▶ **PAGE EXTRACT**
- - -
# DIY cuddle bag -- give me ideas



## ajweekley (Aug 8, 2013)

I want to make a cuddle bag for my girl to use when she comes home next week, but every time I look for ideas I end up finding sleeping bags and stuff instead of cuddle bags. Does anybody here use a cuddle bag? Can you tell me a little about it? I want to make sure it's the right size and is comfy and safe for her. She'll be 7 weeks old.


----------



## Annie&Tibbers (Apr 16, 2013)

Do you mean like a carrier-sack to carry her around with you? If so, Squidoo has a nice set of instructions. If that's not exactly what you're looking for, the root page of the site has a bunch of other DIY projects (for rats, so they aren't all appropriate for hedgehogs).

When my small friend was a tiny baby, I sewed to give him at least 6" square interiors. Now he's bigger, I instead go for 8-9" square interiors.


----------



## ajweekley (Aug 8, 2013)

Annie&Tibbers said:


> Do you mean like a carrier-sack to carry her around with you? If so, Squidoo has a nice set of instructions. If that's not exactly what you're looking for, the root page of the site has a bunch of other DIY projects (for rats, so they aren't all appropriate for hedgehogs).
> 
> When my small friend was a tiny baby, I sewed to give him at least 6" square interiors. Now he's bigger, I instead go for 8-9" square interiors.


Yes, that's exactly what I was looking for! Thank you!


----------
- - -
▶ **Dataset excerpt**

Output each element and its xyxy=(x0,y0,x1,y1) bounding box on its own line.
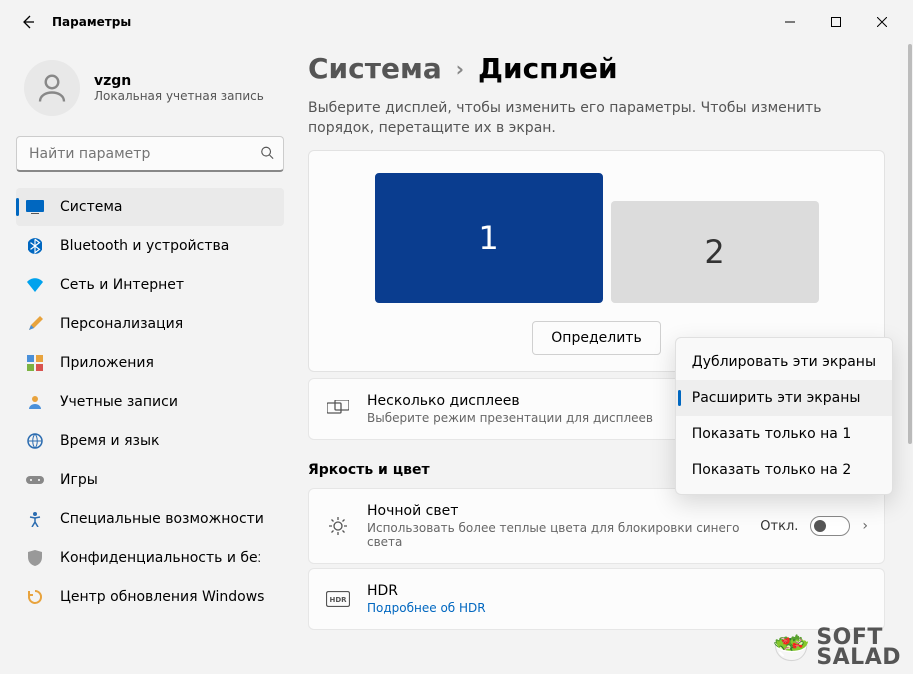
sidebar-item-accessibility[interactable]: Специальные возможности xyxy=(16,500,284,538)
svg-text:HDR: HDR xyxy=(329,596,347,604)
page-hint: Выберите дисплей, чтобы изменить его пар… xyxy=(308,99,885,138)
display-1[interactable]: 1 xyxy=(375,173,603,303)
watermark: 🥗 SOFT SALAD xyxy=(772,628,901,668)
sidebar-item-accounts[interactable]: Учетные записи xyxy=(16,383,284,421)
breadcrumb: Система › Дисплей xyxy=(308,52,885,85)
update-icon xyxy=(26,588,44,606)
search-icon xyxy=(260,145,274,164)
night-light-row[interactable]: Ночной свет Использовать более теплые цв… xyxy=(308,488,885,564)
apps-icon xyxy=(26,354,44,372)
chevron-right-icon: › xyxy=(456,57,464,81)
maximize-button[interactable] xyxy=(813,6,859,38)
sidebar-item-label: Учетные записи xyxy=(60,394,178,410)
system-icon xyxy=(26,198,44,216)
toggle-status: Откл. xyxy=(760,519,798,534)
sidebar-item-label: Персонализация xyxy=(60,316,183,332)
sidebar-item-label: Центр обновления Windows xyxy=(60,589,264,605)
sidebar-item-label: Система xyxy=(60,199,122,215)
shield-icon xyxy=(26,549,44,567)
search-input[interactable] xyxy=(16,136,284,172)
sidebar-item-system[interactable]: Система xyxy=(16,188,284,226)
multi-display-icon xyxy=(325,400,351,418)
row-title: HDR xyxy=(367,583,868,599)
sidebar-item-label: Игры xyxy=(60,472,98,488)
gamepad-icon xyxy=(26,471,44,489)
breadcrumb-parent[interactable]: Система xyxy=(308,52,442,85)
globe-icon xyxy=(26,432,44,450)
dropdown-item-extend[interactable]: Расширить эти экраны xyxy=(676,380,892,416)
breadcrumb-current: Дисплей xyxy=(478,52,618,85)
identify-button[interactable]: Определить xyxy=(532,321,660,355)
sidebar-item-label: Сеть и Интернет xyxy=(60,277,184,293)
sidebar-item-apps[interactable]: Приложения xyxy=(16,344,284,382)
accessibility-icon xyxy=(26,510,44,528)
display-2[interactable]: 2 xyxy=(611,201,819,303)
sidebar-item-time-language[interactable]: Время и язык xyxy=(16,422,284,460)
row-title: Ночной свет xyxy=(367,503,744,519)
row-subtitle: Использовать более теплые цвета для блок… xyxy=(367,521,744,549)
sidebar-item-label: Время и язык xyxy=(60,433,159,449)
watermark-icon: 🥗 xyxy=(772,631,810,666)
sidebar-item-bluetooth[interactable]: Bluetooth и устройства xyxy=(16,227,284,265)
maximize-icon xyxy=(831,17,841,27)
sidebar-item-label: Приложения xyxy=(60,355,154,371)
sidebar-item-network[interactable]: Сеть и Интернет xyxy=(16,266,284,304)
sidebar-item-label: Специальные возможности xyxy=(60,511,264,527)
dropdown-item-only-1[interactable]: Показать только на 1 xyxy=(676,416,892,452)
dropdown-item-only-2[interactable]: Показать только на 2 xyxy=(676,452,892,488)
scrollbar[interactable] xyxy=(905,44,913,674)
sidebar-item-label: Конфиденциальность и безопасность xyxy=(60,550,260,566)
scrollbar-thumb[interactable] xyxy=(908,44,912,444)
sidebar-item-privacy[interactable]: Конфиденциальность и безопасность xyxy=(16,539,284,577)
minimize-icon xyxy=(785,17,795,27)
row-subtitle-link[interactable]: Подробнее об HDR xyxy=(367,601,868,615)
user-subtitle: Локальная учетная запись xyxy=(94,89,264,103)
user-name: vzgn xyxy=(94,73,264,89)
bluetooth-icon xyxy=(26,237,44,255)
user-block[interactable]: vzgn Локальная учетная запись xyxy=(16,52,284,124)
person-icon xyxy=(34,70,70,106)
night-light-toggle[interactable] xyxy=(810,516,850,536)
sidebar-item-gaming[interactable]: Игры xyxy=(16,461,284,499)
dropdown-item-duplicate[interactable]: Дублировать эти экраны xyxy=(676,344,892,380)
close-button[interactable] xyxy=(859,6,905,38)
close-icon xyxy=(877,17,887,27)
chevron-right-icon[interactable]: › xyxy=(862,518,868,534)
hdr-icon: HDR xyxy=(325,591,351,607)
sidebar-item-update[interactable]: Центр обновления Windows xyxy=(16,578,284,616)
back-button[interactable] xyxy=(8,2,48,42)
sidebar-item-personalization[interactable]: Персонализация xyxy=(16,305,284,343)
display-mode-dropdown: Дублировать эти экраны Расширить эти экр… xyxy=(675,337,893,495)
hdr-row[interactable]: HDR HDR Подробнее об HDR xyxy=(308,568,885,630)
accounts-icon xyxy=(26,393,44,411)
network-icon xyxy=(26,276,44,294)
brush-icon xyxy=(26,315,44,333)
minimize-button[interactable] xyxy=(767,6,813,38)
window-title: Параметры xyxy=(52,15,131,29)
avatar xyxy=(24,60,80,116)
sidebar-item-label: Bluetooth и устройства xyxy=(60,238,229,254)
night-light-icon xyxy=(325,516,351,536)
back-arrow-icon xyxy=(20,14,36,30)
- - -
▶ **EXERCISE SET**
(A) Decide whether each statement agrees with the cuddle bag thread, answering yes or no and quoting the deciding words: (i) The pet coming home next week will be 7 weeks old. (ii) The DIY projects on the root page of the site are all suitable for hedgehogs. (iii) When the small friend was a tiny baby, Annie&Tibbers sewed interiors of at least 8-9" square.
(B) Reproduce the stretch of the cuddle bag thread from "I want to make a" through "(Apr 16, 2013)", word for word.

▶ **RESPONSES FOR EACH TASK**
(A)
(i) Yes: "She'll be 7 weeks old."
(ii) No: "for rats, so they aren't all appropriate for hedgehogs"
(iii) No: "When my small friend was a tiny baby, I sewed to give him at least 6" square interiors."

(B)
I want to make a cuddle bag for my girl to use when she comes home next week, but every time I look for ideas I end up finding sleeping bags and stuff instead of cuddle bags. Does anybody here use a cuddle bag? Can you tell me a little about it? I want to make sure it's the right size and is comfy and safe for her. She'll be 7 weeks old.


----------



## Annie&Tibbers (Apr 16, 2013)